** Begin Data provided **

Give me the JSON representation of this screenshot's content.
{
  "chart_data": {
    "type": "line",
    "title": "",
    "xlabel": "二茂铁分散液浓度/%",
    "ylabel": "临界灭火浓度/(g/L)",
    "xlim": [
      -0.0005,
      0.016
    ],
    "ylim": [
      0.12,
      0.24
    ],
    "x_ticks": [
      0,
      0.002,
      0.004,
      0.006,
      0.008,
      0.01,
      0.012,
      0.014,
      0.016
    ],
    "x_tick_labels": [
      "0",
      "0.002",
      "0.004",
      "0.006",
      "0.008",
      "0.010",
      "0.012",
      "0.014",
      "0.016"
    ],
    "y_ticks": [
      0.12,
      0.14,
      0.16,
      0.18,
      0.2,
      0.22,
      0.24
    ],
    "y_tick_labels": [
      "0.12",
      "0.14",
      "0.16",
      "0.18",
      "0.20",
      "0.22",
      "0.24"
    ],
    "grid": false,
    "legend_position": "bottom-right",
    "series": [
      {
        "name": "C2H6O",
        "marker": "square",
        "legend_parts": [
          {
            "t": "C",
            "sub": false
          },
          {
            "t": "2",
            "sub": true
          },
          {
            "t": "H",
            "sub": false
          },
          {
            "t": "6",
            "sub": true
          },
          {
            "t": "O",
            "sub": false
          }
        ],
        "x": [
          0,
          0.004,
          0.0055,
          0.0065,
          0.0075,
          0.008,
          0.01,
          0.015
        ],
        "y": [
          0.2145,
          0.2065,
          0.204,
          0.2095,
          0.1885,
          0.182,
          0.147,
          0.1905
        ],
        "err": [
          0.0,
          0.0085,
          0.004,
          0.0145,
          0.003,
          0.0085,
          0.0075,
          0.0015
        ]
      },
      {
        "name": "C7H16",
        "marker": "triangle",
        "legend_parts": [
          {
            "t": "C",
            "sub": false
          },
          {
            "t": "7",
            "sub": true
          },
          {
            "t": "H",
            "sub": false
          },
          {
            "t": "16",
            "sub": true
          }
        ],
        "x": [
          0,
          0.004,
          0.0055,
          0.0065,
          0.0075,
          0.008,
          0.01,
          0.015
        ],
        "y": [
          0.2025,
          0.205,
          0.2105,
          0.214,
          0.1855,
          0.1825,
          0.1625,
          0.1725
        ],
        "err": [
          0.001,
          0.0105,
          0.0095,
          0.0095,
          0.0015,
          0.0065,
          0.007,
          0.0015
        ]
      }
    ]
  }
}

** End Data provided **

Instruction
Retype the material above, line by line, exactly.

Answer to the task
Give me the JSON representation of this screenshot's content.
{
  "chart_data": {
    "type": "line",
    "title": "",
    "xlabel": "二茂铁分散液浓度/%",
    "ylabel": "临界灭火浓度/(g/L)",
    "xlim": [
      -0.0005,
      0.016
    ],
    "ylim": [
      0.12,
      0.24
    ],
    "x_ticks": [
      0,
      0.002,
      0.004,
      0.006,
      0.008,
      0.01,
      0.012,
      0.014,
      0.016
    ],
    "x_tick_labels": [
      "0",
      "0.002",
      "0.004",
      "0.006",
      "0.008",
      "0.010",
      "0.012",
      "0.014",
      "0.016"
    ],
    "y_ticks": [
      0.12,
      0.14,
      0.16,
      0.18,
      0.2,
      0.22,
      0.24
    ],
    "y_tick_labels": [
      "0.12",
      "0.14",
      "0.16",
      "0.18",
      "0.20",
      "0.22",
      "0.24"
    ],
    "grid": false,
    "legend_position": "bottom-right",
    "series": [
      {
        "name": "C2H6O",
        "marker": "square",
        "legend_parts": [
          {
            "t": "C",
            "sub": false
          },
          {
            "t": "2",
            "sub": true
          },
          {
            "t": "H",
            "sub": false
          },
          {
            "t": "6",
            "sub": true
          },
          {
            "t": "O",
            "sub": false
          }
        ],
        "x": [
          0,
          0.004,
          0.0055,
          0.0065,
          0.0075,
          0.008,
          0.01,
          0.015
        ],
        "y": [
          0.2145,
          0.2065,
          0.204,
          0.2095,
          0.1885,
          0.182,
          0.147,
          0.1905
        ],
        "err": [
          0.0,
          0.0085,
          0.004,
          0.0145,
          0.003,
          0.0085,
          0.0075,
          0.0015
        ]
      },
      {
        "name": "C7H16",
        "marker": "triangle",
        "legend_parts": [
          {
            "t": "C",
            "sub": false
          },
          {
            "t": "7",
            "sub": true
          },
          {
            "t": "H",
            "sub": false
          },
          {
            "t": "16",
            "sub": true
          }
        ],
        "x": [
          0,
          0.004,
          0.0055,
          0.0065,
          0.0075,
          0.008,
          0.01,
          0.015
        ],
        "y": [
          0.2025,
          0.205,
          0.2105,
          0.214,
          0.1855,
          0.1825,
          0.1625,
          0.1725
        ],
        "err": [
          0.001,
          0.0105,
          0.0095,
          0.0095,
          0.0015,
          0.0065,
          0.007,
          0.0015
        ]
      }
    ]
  }
}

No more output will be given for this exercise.